• [EXERCISE TASK]:
Below are some entries. Copy each line that holds the string "been".

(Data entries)

————

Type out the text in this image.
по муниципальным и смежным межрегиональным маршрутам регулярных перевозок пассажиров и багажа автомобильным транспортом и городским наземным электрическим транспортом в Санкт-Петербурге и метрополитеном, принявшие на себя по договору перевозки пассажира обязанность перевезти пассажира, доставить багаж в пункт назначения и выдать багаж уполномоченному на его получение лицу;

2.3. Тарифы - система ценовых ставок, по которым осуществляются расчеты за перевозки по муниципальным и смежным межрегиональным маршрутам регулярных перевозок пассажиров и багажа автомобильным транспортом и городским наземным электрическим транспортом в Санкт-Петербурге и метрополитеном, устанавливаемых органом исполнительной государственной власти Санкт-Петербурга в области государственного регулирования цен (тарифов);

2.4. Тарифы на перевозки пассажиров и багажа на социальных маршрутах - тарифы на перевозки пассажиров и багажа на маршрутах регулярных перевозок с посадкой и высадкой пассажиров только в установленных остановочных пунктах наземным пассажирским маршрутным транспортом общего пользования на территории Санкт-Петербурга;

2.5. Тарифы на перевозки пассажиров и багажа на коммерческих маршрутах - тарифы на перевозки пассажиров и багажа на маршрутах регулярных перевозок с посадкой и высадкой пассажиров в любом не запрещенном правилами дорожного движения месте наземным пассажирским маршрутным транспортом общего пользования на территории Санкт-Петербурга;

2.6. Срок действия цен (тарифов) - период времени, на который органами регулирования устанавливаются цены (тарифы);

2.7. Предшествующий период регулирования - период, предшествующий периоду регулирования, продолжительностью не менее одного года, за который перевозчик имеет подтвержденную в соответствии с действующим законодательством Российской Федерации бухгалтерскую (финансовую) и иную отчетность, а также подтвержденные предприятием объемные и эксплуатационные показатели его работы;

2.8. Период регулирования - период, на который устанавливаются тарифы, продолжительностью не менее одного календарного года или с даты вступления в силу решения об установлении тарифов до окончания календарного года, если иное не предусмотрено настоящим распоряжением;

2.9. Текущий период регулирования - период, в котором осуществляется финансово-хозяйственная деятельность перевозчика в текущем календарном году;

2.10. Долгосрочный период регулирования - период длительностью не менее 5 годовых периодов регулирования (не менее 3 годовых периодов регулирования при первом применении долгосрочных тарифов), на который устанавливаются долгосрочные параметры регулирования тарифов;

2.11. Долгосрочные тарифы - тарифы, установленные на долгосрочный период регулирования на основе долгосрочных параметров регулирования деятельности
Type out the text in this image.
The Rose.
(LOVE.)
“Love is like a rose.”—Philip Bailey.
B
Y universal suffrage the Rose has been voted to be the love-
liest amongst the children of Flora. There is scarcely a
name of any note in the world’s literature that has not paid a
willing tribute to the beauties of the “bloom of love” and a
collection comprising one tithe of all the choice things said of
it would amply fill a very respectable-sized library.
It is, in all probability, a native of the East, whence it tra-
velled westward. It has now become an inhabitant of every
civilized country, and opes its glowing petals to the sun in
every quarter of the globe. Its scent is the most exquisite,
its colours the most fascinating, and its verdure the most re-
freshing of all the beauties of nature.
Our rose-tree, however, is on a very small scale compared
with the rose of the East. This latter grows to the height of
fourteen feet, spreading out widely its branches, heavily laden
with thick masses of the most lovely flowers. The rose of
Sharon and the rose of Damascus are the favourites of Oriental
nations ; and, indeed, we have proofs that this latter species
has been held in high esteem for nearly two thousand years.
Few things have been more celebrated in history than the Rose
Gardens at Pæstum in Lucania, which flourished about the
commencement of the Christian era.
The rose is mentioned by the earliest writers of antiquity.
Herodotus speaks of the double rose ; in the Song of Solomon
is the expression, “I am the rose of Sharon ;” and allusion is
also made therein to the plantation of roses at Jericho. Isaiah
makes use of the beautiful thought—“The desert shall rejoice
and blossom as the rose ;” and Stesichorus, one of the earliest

————

• [EXERCISE ANSWER]:
Y universal suffrage the Rose has been voted to be the love-
has been held in high esteem for nearly two thousand years.
Few things have been more celebrated in history than the Rose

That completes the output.